Every entry, start to finish, should be printed verbatim without pictures.

-*-*-

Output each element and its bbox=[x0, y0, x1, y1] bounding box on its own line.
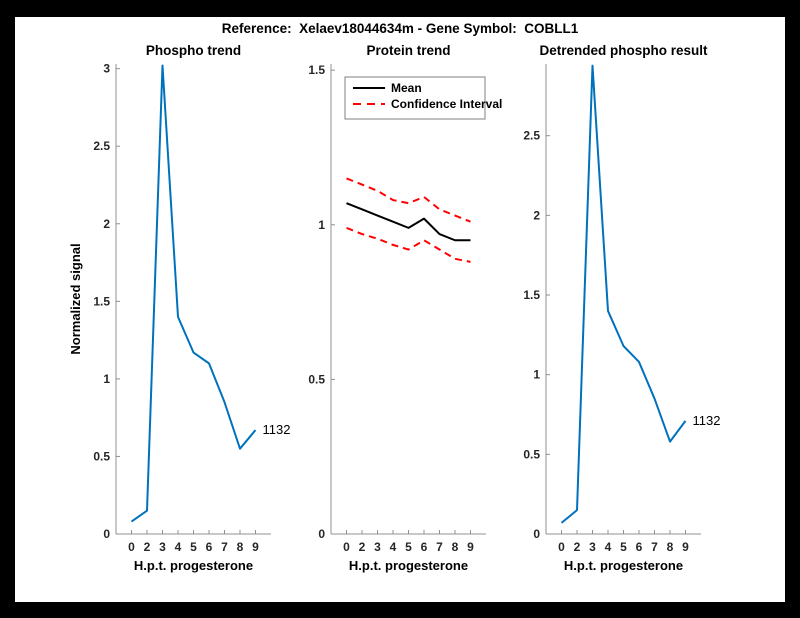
x-tick-label: 5 bbox=[190, 540, 197, 554]
y-tick-label: 1.5 bbox=[308, 63, 325, 77]
x-tick-label: 4 bbox=[390, 540, 397, 554]
figure-title: Reference: Xelaev18044634m - Gene Symbol… bbox=[221, 21, 579, 36]
x-tick-label: 5 bbox=[620, 540, 627, 554]
y-tick-label: 1 bbox=[103, 372, 110, 386]
y-tick-label: 0.5 bbox=[308, 372, 325, 386]
subplot-title: Phospho trend bbox=[146, 43, 241, 58]
x-axis-label: H.p.t. progesterone bbox=[564, 558, 683, 573]
x-tick-label: 7 bbox=[436, 540, 443, 554]
y-tick-label: 2 bbox=[533, 208, 540, 222]
y-tick-label: 3 bbox=[103, 62, 110, 76]
y-axis-label: Normalized signal bbox=[68, 243, 83, 354]
x-tick-label: 8 bbox=[667, 540, 674, 554]
x-tick-label: 0 bbox=[343, 540, 350, 554]
x-tick-label: 9 bbox=[467, 540, 474, 554]
x-tick-label: 6 bbox=[206, 540, 213, 554]
x-tick-label: 4 bbox=[175, 540, 182, 554]
y-tick-label: 0 bbox=[318, 527, 325, 541]
series-line-confidence-interval-lower- bbox=[346, 226, 471, 263]
endpoint-annotation: 1132 bbox=[693, 413, 721, 428]
y-tick-label: 1 bbox=[533, 368, 540, 382]
y-tick-label: 2.5 bbox=[523, 129, 540, 143]
x-tick-label: 0 bbox=[128, 540, 135, 554]
series-line-confidence-interval bbox=[346, 177, 471, 223]
x-tick-label: 2 bbox=[359, 540, 366, 554]
x-tick-label: 9 bbox=[682, 540, 689, 554]
legend: Mean Confidence Interval bbox=[344, 76, 502, 120]
x-tick-label: 8 bbox=[452, 540, 459, 554]
y-tick-label: 1.5 bbox=[523, 288, 540, 302]
subplot-title: Protein trend bbox=[366, 43, 450, 58]
x-tick-label: 3 bbox=[589, 540, 596, 554]
x-tick-label: 8 bbox=[237, 540, 244, 554]
y-tick-label: 0 bbox=[533, 527, 540, 541]
y-tick-label: 0 bbox=[103, 527, 110, 541]
x-tick-label: 6 bbox=[421, 540, 428, 554]
x-tick-label: 4 bbox=[605, 540, 612, 554]
x-tick-label: 7 bbox=[651, 540, 658, 554]
x-axis-label: H.p.t. progesterone bbox=[349, 558, 468, 573]
x-tick-label: 3 bbox=[159, 540, 166, 554]
x-tick-label: 3 bbox=[374, 540, 381, 554]
x-tick-label: 2 bbox=[574, 540, 581, 554]
subplot-title: Detrended phospho result bbox=[539, 43, 708, 58]
series-line-detrended-phospho bbox=[560, 64, 687, 524]
x-tick-label: 5 bbox=[405, 540, 412, 554]
x-tick-label: 7 bbox=[221, 540, 228, 554]
y-tick-label: 2.5 bbox=[93, 139, 110, 153]
x-tick-label: 9 bbox=[252, 540, 259, 554]
x-tick-label: 2 bbox=[144, 540, 151, 554]
x-axis-label: H.p.t. progesterone bbox=[134, 558, 253, 573]
y-tick-label: 0.5 bbox=[93, 449, 110, 463]
series-line-phospho-signal bbox=[130, 64, 257, 523]
legend-label: Confidence Interval bbox=[391, 97, 502, 111]
x-tick-label: 0 bbox=[558, 540, 565, 554]
y-tick-label: 1 bbox=[318, 218, 325, 232]
y-tick-label: 0.5 bbox=[523, 447, 540, 461]
y-tick-label: 2 bbox=[103, 217, 110, 231]
y-tick-label: 1.5 bbox=[93, 294, 110, 308]
legend-box bbox=[344, 76, 486, 120]
legend-label: Mean bbox=[391, 81, 422, 95]
x-tick-label: 6 bbox=[636, 540, 643, 554]
endpoint-annotation: 1132 bbox=[263, 422, 291, 437]
matlab-figure-canvas: Reference: Xelaev18044634m - Gene Symbol… bbox=[15, 17, 785, 602]
series-line-mean bbox=[346, 202, 471, 242]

-*-*-

### Output
Output each element and its bbox=[x0, y0, x1, y1] bounding box on its own line.
x-tick-label: 5 bbox=[190, 540, 197, 554]
y-tick-label: 1.5 bbox=[308, 63, 325, 77]
x-tick-label: 4 bbox=[390, 540, 397, 554]
figure-title: Reference: Xelaev18044634m - Gene Symbol… bbox=[221, 21, 579, 36]
x-tick-label: 5 bbox=[620, 540, 627, 554]
y-tick-label: 1 bbox=[103, 372, 110, 386]
y-tick-label: 0.5 bbox=[308, 372, 325, 386]
subplot-title: Phospho trend bbox=[146, 43, 241, 58]
x-axis-label: H.p.t. progesterone bbox=[564, 558, 683, 573]
x-tick-label: 7 bbox=[436, 540, 443, 554]
y-tick-label: 2 bbox=[533, 208, 540, 222]
y-tick-label: 3 bbox=[103, 62, 110, 76]
y-axis-label: Normalized signal bbox=[68, 243, 83, 354]
x-tick-label: 8 bbox=[667, 540, 674, 554]
x-tick-label: 0 bbox=[343, 540, 350, 554]
x-tick-label: 9 bbox=[467, 540, 474, 554]
x-tick-label: 6 bbox=[206, 540, 213, 554]
x-tick-label: 4 bbox=[175, 540, 182, 554]
y-tick-label: 0 bbox=[318, 527, 325, 541]
series-line-confidence-interval-lower- bbox=[346, 226, 471, 263]
endpoint-annotation: 1132 bbox=[693, 413, 721, 428]
y-tick-label: 1 bbox=[533, 368, 540, 382]
y-tick-label: 2.5 bbox=[523, 129, 540, 143]
x-tick-label: 0 bbox=[128, 540, 135, 554]
series-line-confidence-interval bbox=[346, 177, 471, 223]
x-tick-label: 2 bbox=[359, 540, 366, 554]
x-tick-label: 9 bbox=[682, 540, 689, 554]
legend: Mean Confidence Interval bbox=[344, 76, 502, 120]
x-tick-label: 8 bbox=[452, 540, 459, 554]
y-tick-label: 1.5 bbox=[523, 288, 540, 302]
subplot-title: Protein trend bbox=[366, 43, 450, 58]
x-tick-label: 3 bbox=[589, 540, 596, 554]
x-tick-label: 8 bbox=[237, 540, 244, 554]
y-tick-label: 0 bbox=[533, 527, 540, 541]
y-tick-label: 0 bbox=[103, 527, 110, 541]
x-tick-label: 6 bbox=[421, 540, 428, 554]
x-tick-label: 4 bbox=[605, 540, 612, 554]
x-tick-label: 7 bbox=[651, 540, 658, 554]
x-axis-label: H.p.t. progesterone bbox=[349, 558, 468, 573]
x-tick-label: 3 bbox=[159, 540, 166, 554]
x-tick-label: 3 bbox=[374, 540, 381, 554]
x-tick-label: 2 bbox=[574, 540, 581, 554]
subplot-title: Detrended phospho result bbox=[539, 43, 708, 58]
series-line-detrended-phospho bbox=[560, 64, 687, 524]
x-tick-label: 5 bbox=[405, 540, 412, 554]
x-tick-label: 7 bbox=[221, 540, 228, 554]
y-tick-label: 2.5 bbox=[93, 139, 110, 153]
x-tick-label: 9 bbox=[252, 540, 259, 554]
x-tick-label: 2 bbox=[144, 540, 151, 554]
x-axis-label: H.p.t. progesterone bbox=[134, 558, 253, 573]
y-tick-label: 0.5 bbox=[93, 449, 110, 463]
series-line-phospho-signal bbox=[130, 64, 257, 523]
legend-label: Confidence Interval bbox=[391, 97, 502, 111]
x-tick-label: 0 bbox=[558, 540, 565, 554]
y-tick-label: 1 bbox=[318, 218, 325, 232]
y-tick-label: 0.5 bbox=[523, 447, 540, 461]
y-tick-label: 2 bbox=[103, 217, 110, 231]
y-tick-label: 1.5 bbox=[93, 294, 110, 308]
legend-box bbox=[344, 76, 486, 120]
legend-label: Mean bbox=[391, 81, 422, 95]
x-tick-label: 6 bbox=[636, 540, 643, 554]
endpoint-annotation: 1132 bbox=[263, 422, 291, 437]
matlab-figure-canvas: Reference: Xelaev18044634m - Gene Symbol… bbox=[15, 17, 785, 602]
series-line-mean bbox=[346, 202, 471, 242]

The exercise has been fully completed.